Provided information
---------------
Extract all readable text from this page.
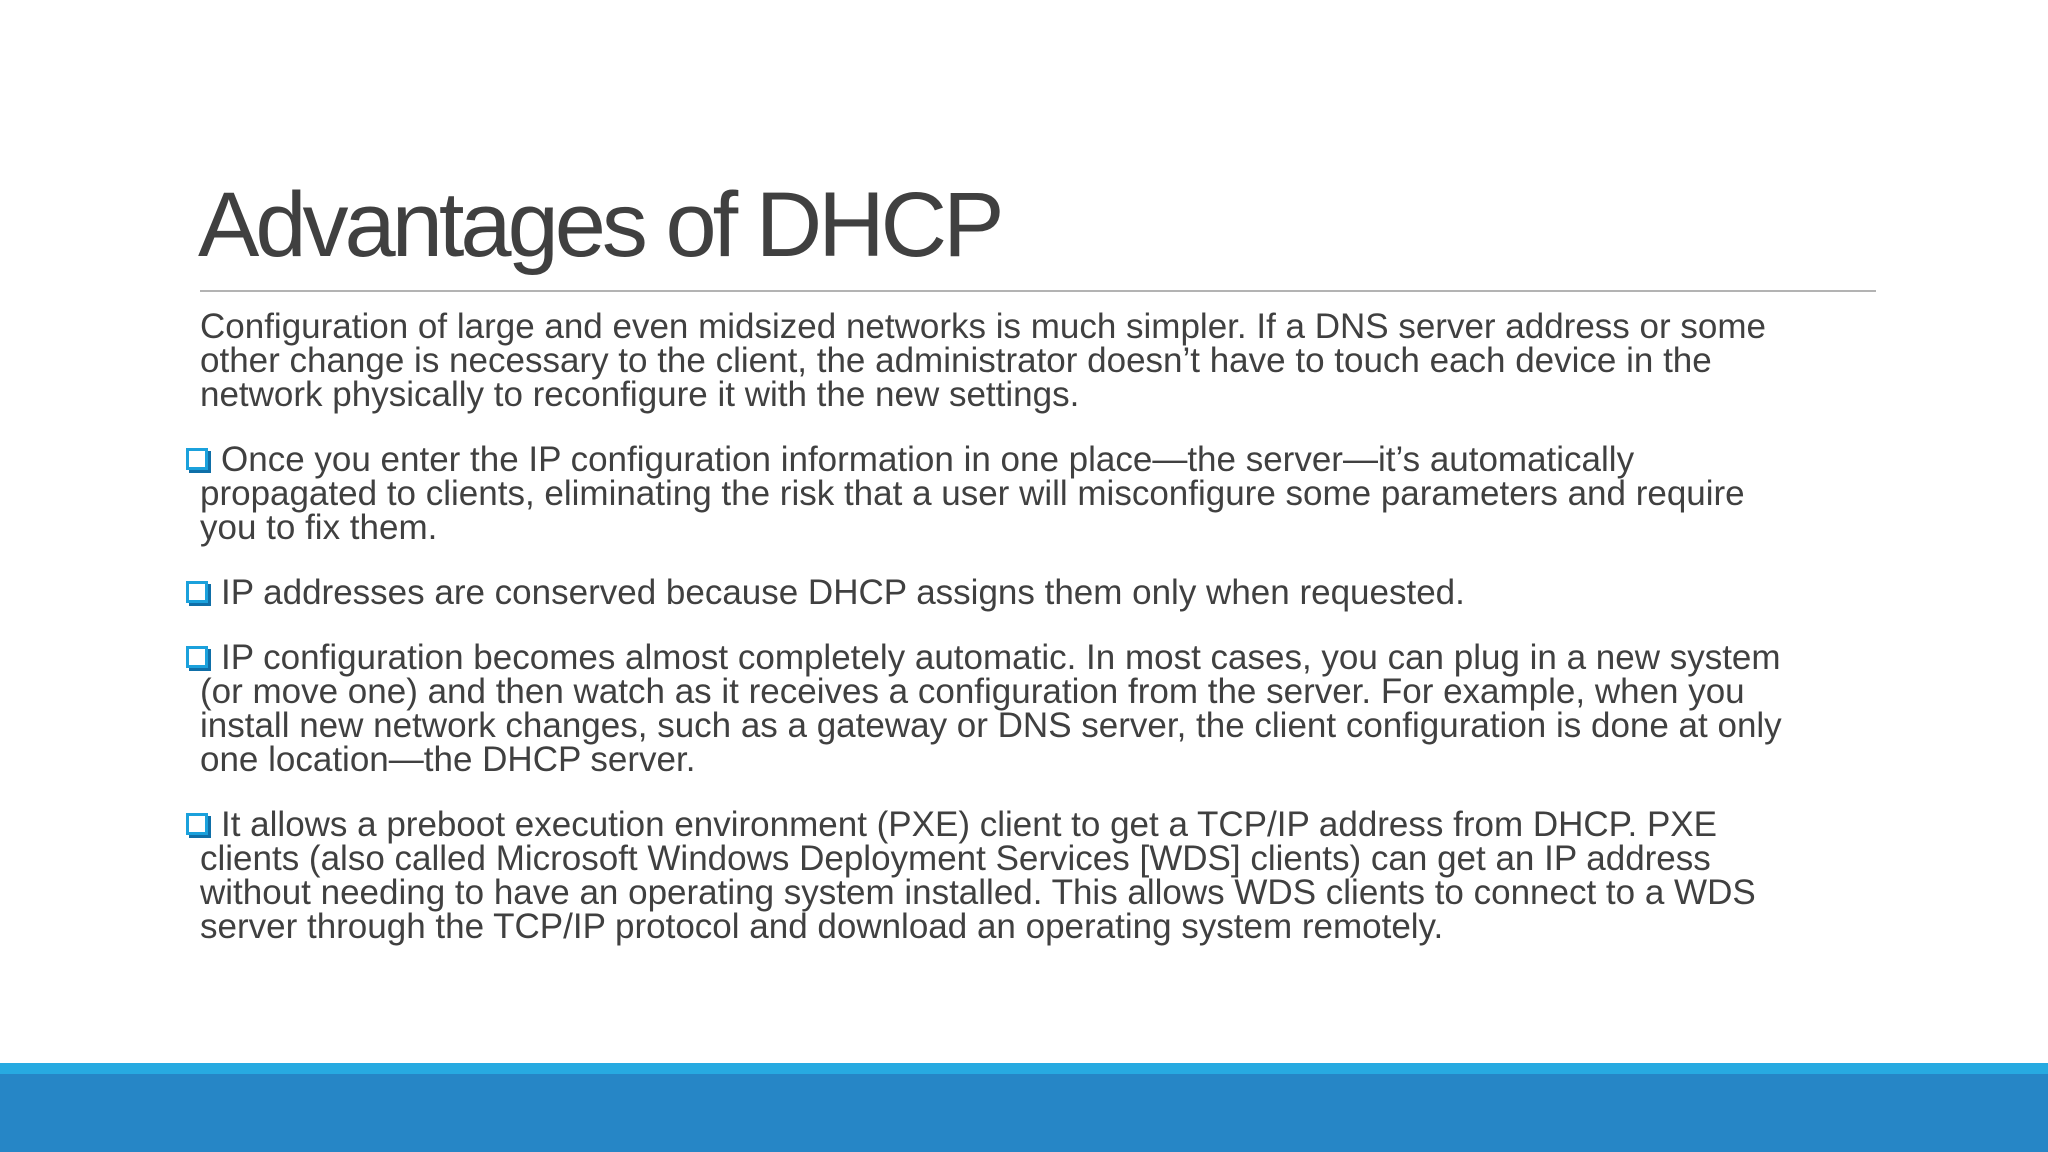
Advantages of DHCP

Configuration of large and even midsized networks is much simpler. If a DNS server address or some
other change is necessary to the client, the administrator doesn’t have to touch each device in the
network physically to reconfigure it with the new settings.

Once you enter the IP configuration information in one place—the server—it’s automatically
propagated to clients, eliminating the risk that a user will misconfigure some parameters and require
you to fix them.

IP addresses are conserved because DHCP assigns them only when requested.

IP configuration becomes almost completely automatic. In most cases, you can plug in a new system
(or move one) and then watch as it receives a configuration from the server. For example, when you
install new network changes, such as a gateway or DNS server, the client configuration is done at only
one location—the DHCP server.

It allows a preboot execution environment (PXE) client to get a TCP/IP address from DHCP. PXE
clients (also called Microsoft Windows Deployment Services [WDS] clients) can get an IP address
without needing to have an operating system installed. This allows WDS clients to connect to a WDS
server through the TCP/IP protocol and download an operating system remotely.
---------------
What is needed
Reproduce each record above by retyping it exactly; omit all images.

Solution
Extract all readable text from this page.
Advantages of DHCP

Configuration of large and even midsized networks is much simpler. If a DNS server address or some
other change is necessary to the client, the administrator doesn’t have to touch each device in the
network physically to reconfigure it with the new settings.

Once you enter the IP configuration information in one place—the server—it’s automatically
propagated to clients, eliminating the risk that a user will misconfigure some parameters and require
you to fix them.

IP addresses are conserved because DHCP assigns them only when requested.

IP configuration becomes almost completely automatic. In most cases, you can plug in a new system
(or move one) and then watch as it receives a configuration from the server. For example, when you
install new network changes, such as a gateway or DNS server, the client configuration is done at only
one location—the DHCP server.

It allows a preboot execution environment (PXE) client to get a TCP/IP address from DHCP. PXE
clients (also called Microsoft Windows Deployment Services [WDS] clients) can get an IP address
without needing to have an operating system installed. This allows WDS clients to connect to a WDS
server through the TCP/IP protocol and download an operating system remotely.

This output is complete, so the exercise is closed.